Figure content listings

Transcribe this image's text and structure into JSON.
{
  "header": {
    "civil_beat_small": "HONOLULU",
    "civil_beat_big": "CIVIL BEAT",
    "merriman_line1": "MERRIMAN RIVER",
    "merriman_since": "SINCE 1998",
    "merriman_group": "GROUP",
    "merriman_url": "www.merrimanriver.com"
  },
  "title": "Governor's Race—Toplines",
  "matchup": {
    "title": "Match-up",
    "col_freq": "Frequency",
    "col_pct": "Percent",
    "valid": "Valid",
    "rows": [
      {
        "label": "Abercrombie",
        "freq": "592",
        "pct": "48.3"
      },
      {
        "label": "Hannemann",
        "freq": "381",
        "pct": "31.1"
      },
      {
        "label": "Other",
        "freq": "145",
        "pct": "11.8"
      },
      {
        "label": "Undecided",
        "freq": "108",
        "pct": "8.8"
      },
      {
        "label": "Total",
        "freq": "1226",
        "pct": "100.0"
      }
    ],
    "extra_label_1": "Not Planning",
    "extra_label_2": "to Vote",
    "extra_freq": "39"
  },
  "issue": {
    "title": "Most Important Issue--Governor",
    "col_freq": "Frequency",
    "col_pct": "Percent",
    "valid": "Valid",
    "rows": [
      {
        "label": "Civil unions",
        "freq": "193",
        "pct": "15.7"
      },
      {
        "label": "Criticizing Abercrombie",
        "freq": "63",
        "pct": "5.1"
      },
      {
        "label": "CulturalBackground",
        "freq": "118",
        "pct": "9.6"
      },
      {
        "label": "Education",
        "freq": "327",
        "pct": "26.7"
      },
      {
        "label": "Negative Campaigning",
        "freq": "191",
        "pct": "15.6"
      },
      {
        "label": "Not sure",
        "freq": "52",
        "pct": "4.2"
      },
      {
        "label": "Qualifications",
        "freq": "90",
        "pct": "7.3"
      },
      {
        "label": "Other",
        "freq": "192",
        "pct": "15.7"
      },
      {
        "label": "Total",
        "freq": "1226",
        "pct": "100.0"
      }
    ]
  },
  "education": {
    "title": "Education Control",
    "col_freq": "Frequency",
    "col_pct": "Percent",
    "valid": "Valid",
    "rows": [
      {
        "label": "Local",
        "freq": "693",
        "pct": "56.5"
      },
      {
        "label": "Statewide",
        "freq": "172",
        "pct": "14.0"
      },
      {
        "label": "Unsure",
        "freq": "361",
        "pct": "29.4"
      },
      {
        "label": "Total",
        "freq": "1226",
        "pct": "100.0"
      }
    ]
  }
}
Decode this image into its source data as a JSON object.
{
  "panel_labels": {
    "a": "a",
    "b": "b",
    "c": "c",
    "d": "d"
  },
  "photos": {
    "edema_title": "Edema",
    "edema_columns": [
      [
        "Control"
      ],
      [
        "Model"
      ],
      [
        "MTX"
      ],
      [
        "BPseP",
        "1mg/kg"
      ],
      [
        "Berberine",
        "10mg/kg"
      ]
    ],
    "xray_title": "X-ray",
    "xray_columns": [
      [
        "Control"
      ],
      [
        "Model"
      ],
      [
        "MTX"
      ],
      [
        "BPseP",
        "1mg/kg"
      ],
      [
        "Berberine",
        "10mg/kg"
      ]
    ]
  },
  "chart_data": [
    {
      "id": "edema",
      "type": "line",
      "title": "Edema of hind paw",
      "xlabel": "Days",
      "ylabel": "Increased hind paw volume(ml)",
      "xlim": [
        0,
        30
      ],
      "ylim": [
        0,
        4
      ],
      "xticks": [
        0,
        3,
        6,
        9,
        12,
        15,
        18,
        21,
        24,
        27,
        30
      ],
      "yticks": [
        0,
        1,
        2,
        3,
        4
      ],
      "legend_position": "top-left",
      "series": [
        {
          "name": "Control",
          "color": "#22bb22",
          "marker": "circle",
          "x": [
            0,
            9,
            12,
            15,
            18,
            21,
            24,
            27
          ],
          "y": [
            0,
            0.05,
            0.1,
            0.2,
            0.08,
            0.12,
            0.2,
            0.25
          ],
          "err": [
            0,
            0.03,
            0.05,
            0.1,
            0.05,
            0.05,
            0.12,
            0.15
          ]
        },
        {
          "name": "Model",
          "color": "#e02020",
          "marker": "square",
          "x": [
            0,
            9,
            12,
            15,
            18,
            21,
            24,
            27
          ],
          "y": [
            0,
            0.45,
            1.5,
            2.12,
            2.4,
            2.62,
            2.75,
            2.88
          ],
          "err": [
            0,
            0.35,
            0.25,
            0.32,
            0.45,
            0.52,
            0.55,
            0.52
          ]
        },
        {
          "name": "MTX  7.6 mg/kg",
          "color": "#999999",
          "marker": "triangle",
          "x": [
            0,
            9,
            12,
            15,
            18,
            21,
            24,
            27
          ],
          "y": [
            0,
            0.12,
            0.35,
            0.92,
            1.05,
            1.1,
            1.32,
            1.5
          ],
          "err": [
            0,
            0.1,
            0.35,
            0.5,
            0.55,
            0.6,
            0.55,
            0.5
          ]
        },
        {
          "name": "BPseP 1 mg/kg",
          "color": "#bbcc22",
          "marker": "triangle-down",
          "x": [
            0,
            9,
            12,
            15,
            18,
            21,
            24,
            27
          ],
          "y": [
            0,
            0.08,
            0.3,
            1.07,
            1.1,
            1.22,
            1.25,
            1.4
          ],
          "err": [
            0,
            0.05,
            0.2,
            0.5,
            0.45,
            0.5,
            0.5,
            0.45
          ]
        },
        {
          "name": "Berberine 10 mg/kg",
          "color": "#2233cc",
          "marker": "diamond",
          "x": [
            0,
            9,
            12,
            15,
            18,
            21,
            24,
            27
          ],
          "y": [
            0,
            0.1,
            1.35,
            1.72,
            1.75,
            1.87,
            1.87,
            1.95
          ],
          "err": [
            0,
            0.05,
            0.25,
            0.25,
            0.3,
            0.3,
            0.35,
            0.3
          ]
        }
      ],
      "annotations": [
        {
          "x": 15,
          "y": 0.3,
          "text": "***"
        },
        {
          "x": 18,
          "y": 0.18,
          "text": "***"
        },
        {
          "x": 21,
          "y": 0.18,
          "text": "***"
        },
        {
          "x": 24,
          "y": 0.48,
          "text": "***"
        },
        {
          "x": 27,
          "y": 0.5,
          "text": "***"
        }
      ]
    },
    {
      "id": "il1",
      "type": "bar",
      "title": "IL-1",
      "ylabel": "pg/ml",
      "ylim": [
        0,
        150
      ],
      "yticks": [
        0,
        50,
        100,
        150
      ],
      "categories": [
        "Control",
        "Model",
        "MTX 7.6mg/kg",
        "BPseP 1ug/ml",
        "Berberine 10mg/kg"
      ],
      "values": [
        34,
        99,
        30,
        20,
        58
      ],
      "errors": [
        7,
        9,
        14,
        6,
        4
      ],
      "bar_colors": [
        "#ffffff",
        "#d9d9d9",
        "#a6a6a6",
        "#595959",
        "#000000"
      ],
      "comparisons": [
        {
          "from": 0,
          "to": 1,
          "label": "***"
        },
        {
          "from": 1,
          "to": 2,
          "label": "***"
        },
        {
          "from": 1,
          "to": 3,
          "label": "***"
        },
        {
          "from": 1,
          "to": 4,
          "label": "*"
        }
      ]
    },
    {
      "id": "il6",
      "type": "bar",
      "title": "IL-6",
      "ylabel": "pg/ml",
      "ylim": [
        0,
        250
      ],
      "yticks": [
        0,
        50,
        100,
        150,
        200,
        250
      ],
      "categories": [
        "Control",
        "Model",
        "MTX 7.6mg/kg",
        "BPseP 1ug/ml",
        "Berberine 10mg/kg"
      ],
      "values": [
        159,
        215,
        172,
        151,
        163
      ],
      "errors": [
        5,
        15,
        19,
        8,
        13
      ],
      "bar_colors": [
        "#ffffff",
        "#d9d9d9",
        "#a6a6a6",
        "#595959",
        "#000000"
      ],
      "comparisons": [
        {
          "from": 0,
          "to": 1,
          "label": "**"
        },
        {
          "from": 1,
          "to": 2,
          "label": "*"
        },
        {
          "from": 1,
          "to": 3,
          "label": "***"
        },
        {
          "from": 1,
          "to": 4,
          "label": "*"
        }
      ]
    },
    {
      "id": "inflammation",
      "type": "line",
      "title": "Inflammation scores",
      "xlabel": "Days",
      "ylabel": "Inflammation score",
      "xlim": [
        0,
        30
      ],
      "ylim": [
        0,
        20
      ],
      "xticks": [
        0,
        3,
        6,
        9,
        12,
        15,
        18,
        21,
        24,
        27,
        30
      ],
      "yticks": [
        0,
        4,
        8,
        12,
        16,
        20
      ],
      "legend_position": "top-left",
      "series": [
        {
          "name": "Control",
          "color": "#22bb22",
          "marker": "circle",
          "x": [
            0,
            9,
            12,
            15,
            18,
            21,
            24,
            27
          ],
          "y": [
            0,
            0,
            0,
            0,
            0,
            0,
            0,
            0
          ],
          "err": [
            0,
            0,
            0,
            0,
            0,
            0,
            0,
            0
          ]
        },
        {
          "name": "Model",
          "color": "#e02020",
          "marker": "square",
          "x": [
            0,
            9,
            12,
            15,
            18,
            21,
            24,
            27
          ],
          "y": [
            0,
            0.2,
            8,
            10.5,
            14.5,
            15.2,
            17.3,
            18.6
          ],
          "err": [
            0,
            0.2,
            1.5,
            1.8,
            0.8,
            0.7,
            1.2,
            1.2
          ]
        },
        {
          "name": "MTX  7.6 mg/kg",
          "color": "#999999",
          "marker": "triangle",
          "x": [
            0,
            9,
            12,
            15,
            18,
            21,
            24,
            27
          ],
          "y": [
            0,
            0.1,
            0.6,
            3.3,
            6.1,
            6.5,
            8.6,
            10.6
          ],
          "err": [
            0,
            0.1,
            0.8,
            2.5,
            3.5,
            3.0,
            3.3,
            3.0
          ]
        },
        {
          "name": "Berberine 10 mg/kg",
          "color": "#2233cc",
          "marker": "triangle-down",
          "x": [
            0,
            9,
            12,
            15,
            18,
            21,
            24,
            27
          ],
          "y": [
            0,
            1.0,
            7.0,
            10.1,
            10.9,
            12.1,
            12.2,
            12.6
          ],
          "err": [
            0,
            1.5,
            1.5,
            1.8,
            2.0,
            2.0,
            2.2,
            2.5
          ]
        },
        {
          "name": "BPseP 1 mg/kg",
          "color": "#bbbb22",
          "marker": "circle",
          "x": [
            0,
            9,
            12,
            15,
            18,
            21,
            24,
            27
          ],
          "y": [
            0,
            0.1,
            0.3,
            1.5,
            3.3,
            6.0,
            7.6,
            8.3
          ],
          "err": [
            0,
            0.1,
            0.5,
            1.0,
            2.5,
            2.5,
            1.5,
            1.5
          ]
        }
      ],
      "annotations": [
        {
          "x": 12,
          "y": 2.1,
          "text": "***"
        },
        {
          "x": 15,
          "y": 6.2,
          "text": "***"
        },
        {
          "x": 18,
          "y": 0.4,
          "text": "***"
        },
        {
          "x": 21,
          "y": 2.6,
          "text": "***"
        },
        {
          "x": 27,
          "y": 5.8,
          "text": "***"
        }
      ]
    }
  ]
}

(BRIEF): Return each line among the entries that holds the word "JSON".

(WRITTEN ANSWER):
Transcribe this image's text and structure into JSON.
Decode this image into its source data as a JSON object.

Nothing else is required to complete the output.